**Exercise goal:**
Retype every entry word for word.

**Listing:**
----
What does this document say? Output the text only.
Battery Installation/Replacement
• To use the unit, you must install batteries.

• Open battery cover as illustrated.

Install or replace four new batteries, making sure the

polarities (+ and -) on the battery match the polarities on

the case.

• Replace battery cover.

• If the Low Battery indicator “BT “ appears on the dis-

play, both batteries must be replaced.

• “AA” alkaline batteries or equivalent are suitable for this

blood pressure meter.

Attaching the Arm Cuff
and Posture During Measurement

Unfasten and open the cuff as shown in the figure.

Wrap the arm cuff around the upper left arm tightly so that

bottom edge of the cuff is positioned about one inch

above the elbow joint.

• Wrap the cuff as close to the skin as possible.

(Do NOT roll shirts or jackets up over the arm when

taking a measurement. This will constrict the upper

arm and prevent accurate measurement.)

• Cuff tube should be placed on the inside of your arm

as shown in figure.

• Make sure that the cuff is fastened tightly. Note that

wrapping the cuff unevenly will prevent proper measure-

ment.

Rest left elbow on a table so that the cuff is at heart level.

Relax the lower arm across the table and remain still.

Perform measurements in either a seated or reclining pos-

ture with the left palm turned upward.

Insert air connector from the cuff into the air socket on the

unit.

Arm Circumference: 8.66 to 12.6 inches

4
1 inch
----
**In response:**
What does this document say? Output the text only.
Battery Installation/Replacement
• To use the unit, you must install batteries.

• Open battery cover as illustrated.

Install or replace four new batteries, making sure the

polarities (+ and -) on the battery match the polarities on

the case.

• Replace battery cover.

• If the Low Battery indicator “BT “ appears on the dis-

play, both batteries must be replaced.

• “AA” alkaline batteries or equivalent are suitable for this

blood pressure meter.

Attaching the Arm Cuff
and Posture During Measurement

Unfasten and open the cuff as shown in the figure.

Wrap the arm cuff around the upper left arm tightly so that

bottom edge of the cuff is positioned about one inch

above the elbow joint.

• Wrap the cuff as close to the skin as possible.

(Do NOT roll shirts or jackets up over the arm when

taking a measurement. This will constrict the upper

arm and prevent accurate measurement.)

• Cuff tube should be placed on the inside of your arm

as shown in figure.

• Make sure that the cuff is fastened tightly. Note that

wrapping the cuff unevenly will prevent proper measure-

ment.

Rest left elbow on a table so that the cuff is at heart level.

Relax the lower arm across the table and remain still.

Perform measurements in either a seated or reclining pos-

ture with the left palm turned upward.

Insert air connector from the cuff into the air socket on the

unit.

Arm Circumference: 8.66 to 12.6 inches

4
1 inch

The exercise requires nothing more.